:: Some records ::
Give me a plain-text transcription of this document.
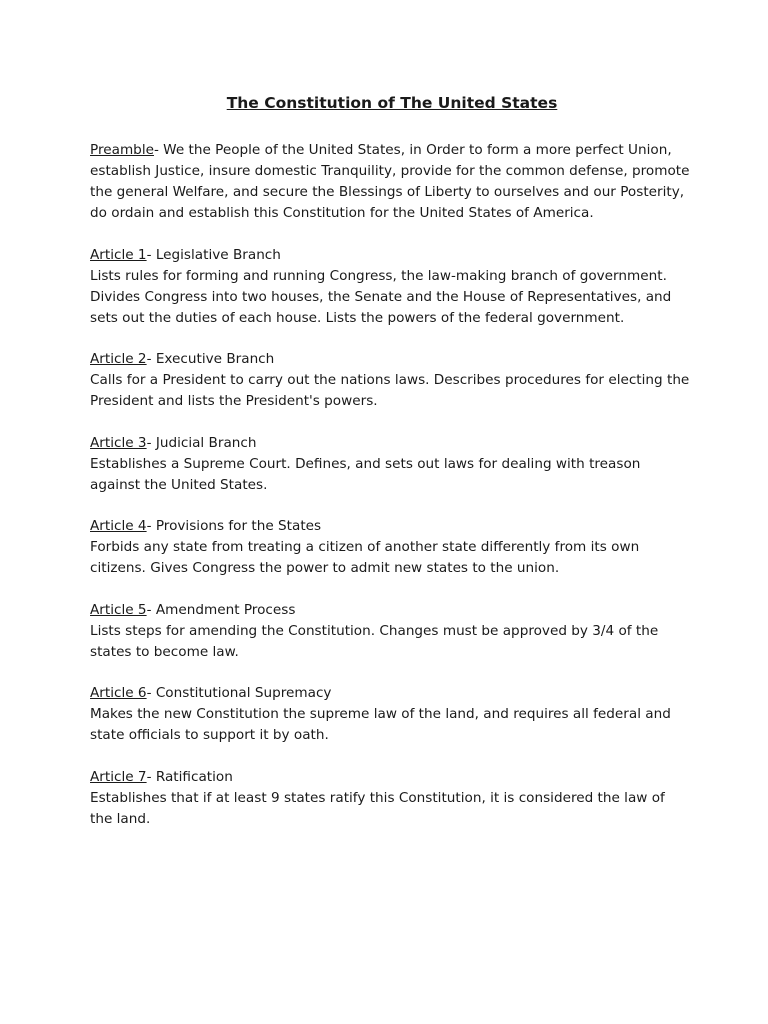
The Constitution of The United States
Preamble- We the People of the United States, in Order to form a more perfect Union, establish Justice, insure domestic Tranquility, provide for the common defense, promote the general Welfare, and secure the Blessings of Liberty to ourselves and our Posterity, do ordain and establish this Constitution for the United States of America.
Article 1- Legislative Branch
Lists rules for forming and running Congress, the law-making branch of government. Divides Congress into two houses, the Senate and the House of Representatives, and sets out the duties of each house. Lists the powers of the federal government.
Article 2- Executive Branch
Calls for a President to carry out the nations laws. Describes procedures for electing the President and lists the President's powers.
Article 3- Judicial Branch
Establishes a Supreme Court. Defines, and sets out laws for dealing with treason against the United States.
Article 4- Provisions for the States
Forbids any state from treating a citizen of another state differently from its own citizens. Gives Congress the power to admit new states to the union.
Article 5- Amendment Process
Lists steps for amending the Constitution. Changes must be approved by 3/4 of the states to become law.
Article 6- Constitutional Supremacy
Makes the new Constitution the supreme law of the land, and requires all federal and state officials to support it by oath.
Article 7- Ratification
Establishes that if at least 9 states ratify this Constitution, it is considered the law of the land.
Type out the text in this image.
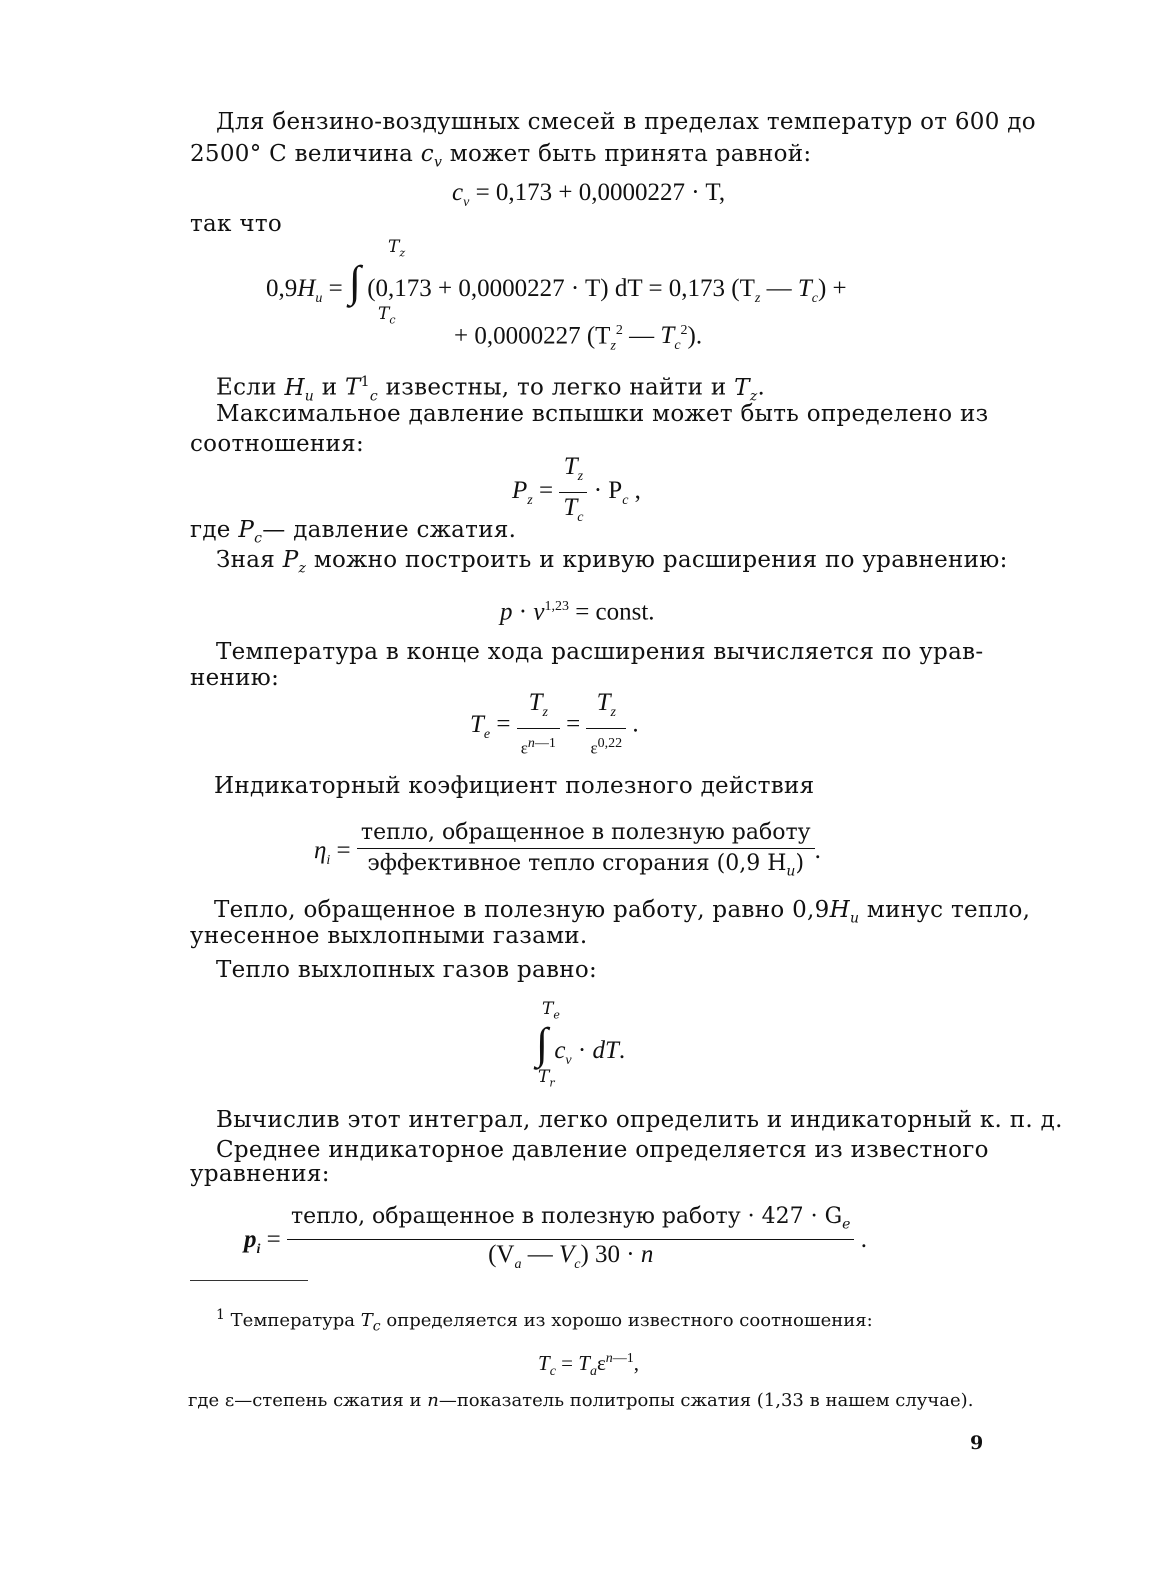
Для бензино-воздушных смесей в пределах температур от 600 до
2500° С величина $c_v$ может быть принята равной:
$c_v = 0,173 + 0,0000227 \cdot T$,
так что
$T_z$
$0,9H_u$ = ∫ (0,173 + 0,0000227 · T) dT = 0,173 ($T_z$ — $T_c$) +
$T_c$
+ 0,0000227 ($T_z^2$ — $T_c^2$).
Если $H_u$ и $T^1_c$ известны, то легко найти и $T_z$.
Максимальное давление вспышки может быть определено из
соотношения:
$P_z = \frac{T_z}{T_c} \cdot P_c$ ,
где $P_c—$ давление сжатия.
Зная $P_z$ можно построить и кривую расширения по уравнению:
$p \cdot v^{1,23}$ = const.
Температура в конце хода расширения вычисляется по урав-
нению:
$T_e = \frac{T_z}{\varepsilon^{n—1}} = \frac{T_z}{\varepsilon^{0,22}}$ .
Индикаторный коэфициент полезного действия
$\eta_i = \frac{\text{тепло, обращенное в полезную работу}}{эффективное тепло сгорания (0,9 H_u)}$ .
Тепло, обращенное в полезную работу, равно $0,9H_u$ минус тепло,
унесенное выхлопными газами.
Тепло выхлопных газов равно:
$T_e$
∫ $c_v$ · dT.
$T_r$
Вычислив этот интеграл, легко определить и индикаторный к. п. д.
Среднее индикаторное давление определяется из известного
уравнения:
$p_i = \frac{тепло, обращенное в полезную работу \cdot 427 \cdot G_e}{(V_a — V_c) 30 \cdot n}$ .
$^1$ Температура $T_c$ определяется из хорошо известного соотношения:
$T_c = T_a\varepsilon^{n—1}$,
где ε—степень сжатия и n—показатель политропы сжатия (1,33 в нашем случае).
9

:: WORK INSTRUCTIONS ::
How many lines in the records above contain the word "frac"? Reply with the number and nothing more.

:: FINAL ANSWER ::
4